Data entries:
══════════════════════════════

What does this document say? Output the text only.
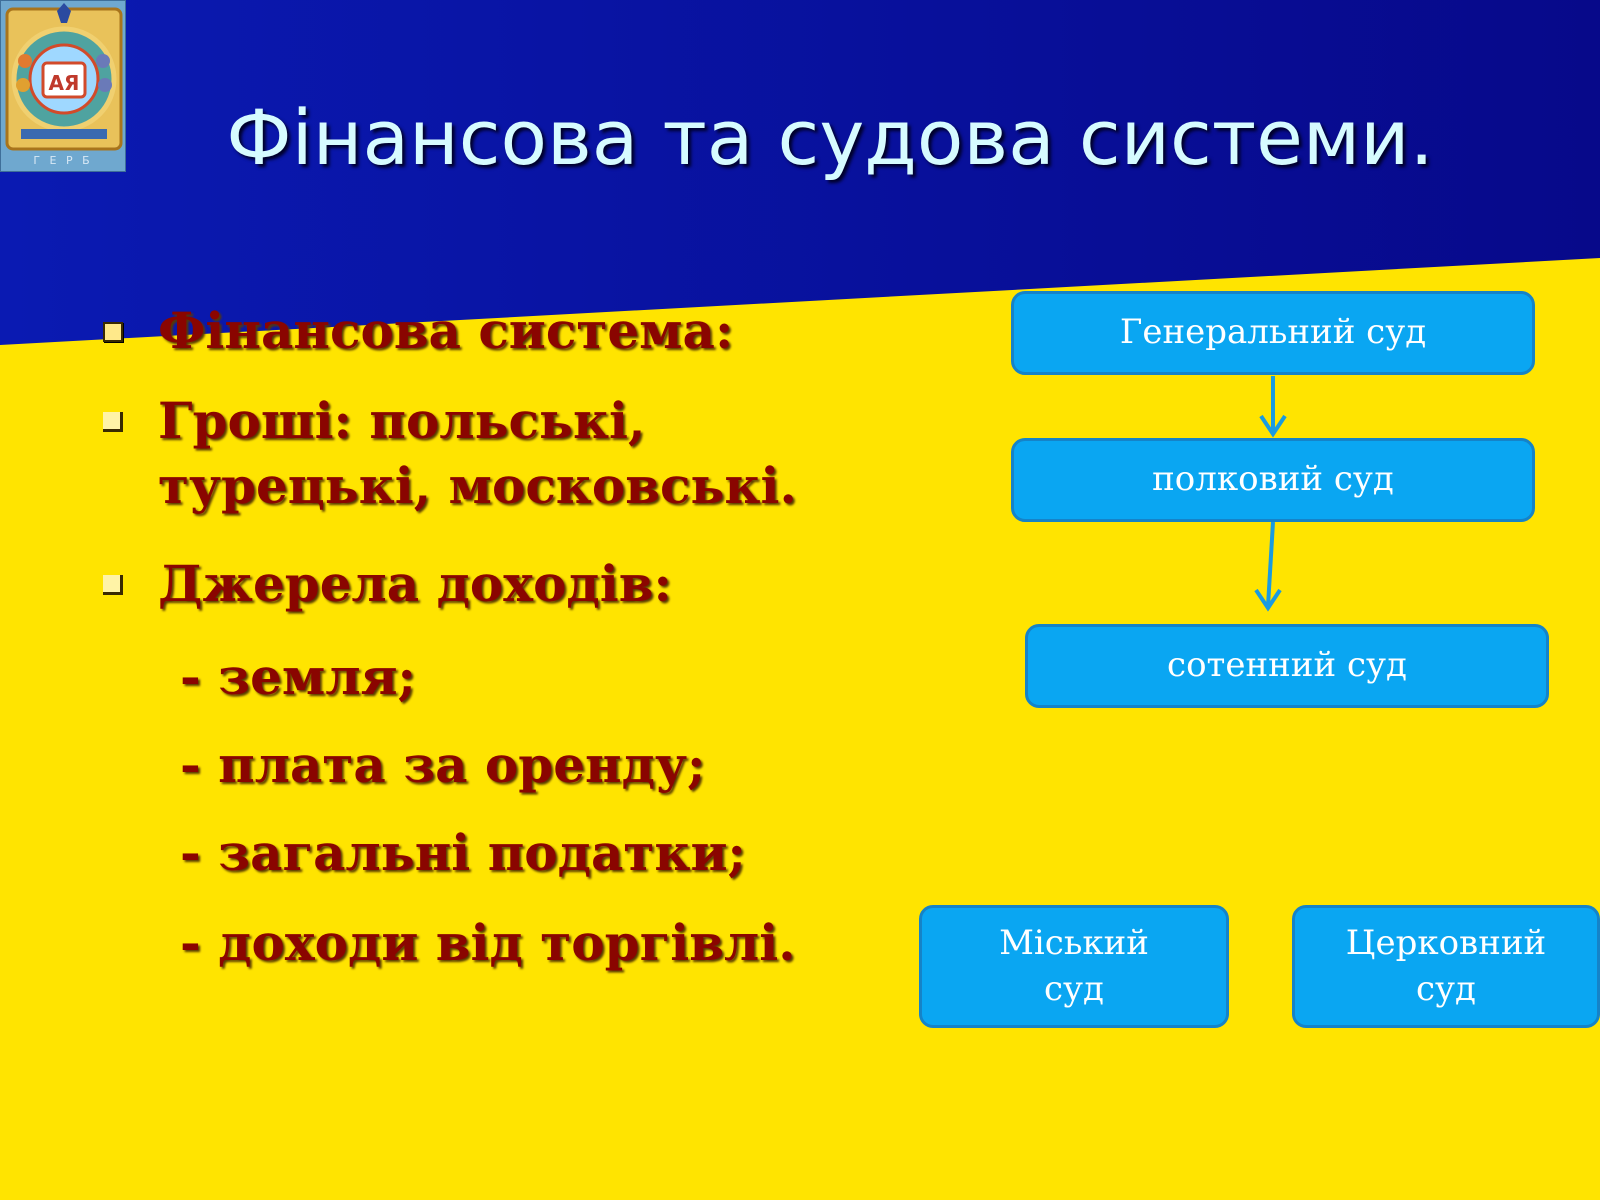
АЯ
Г Е Р Б	Фінансова та судова системи.
Фінансова система:
Гроші: польські,
турецькі, московські.
Джерела доходів:
- земля;
- плата за оренду;
- загальні податки;
- доходи від торгівлі.
Генеральний суд
полковий суд
сотенний суд
Міський
суд
Церковний
суд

══════════════════════════════

— Problem description —
Images in the records should not be copied. Repeat all the rest exactly.

— Task solution —
What does this document say? Output the text only.
АЯ
Г Е Р Б	Фінансова та судова системи.
Фінансова система:
Гроші: польські,
турецькі, московські.
Джерела доходів:
- земля;
- плата за оренду;
- загальні податки;
- доходи від торгівлі.
Генеральний суд
полковий суд
сотенний суд
Міський
суд
Церковний
суд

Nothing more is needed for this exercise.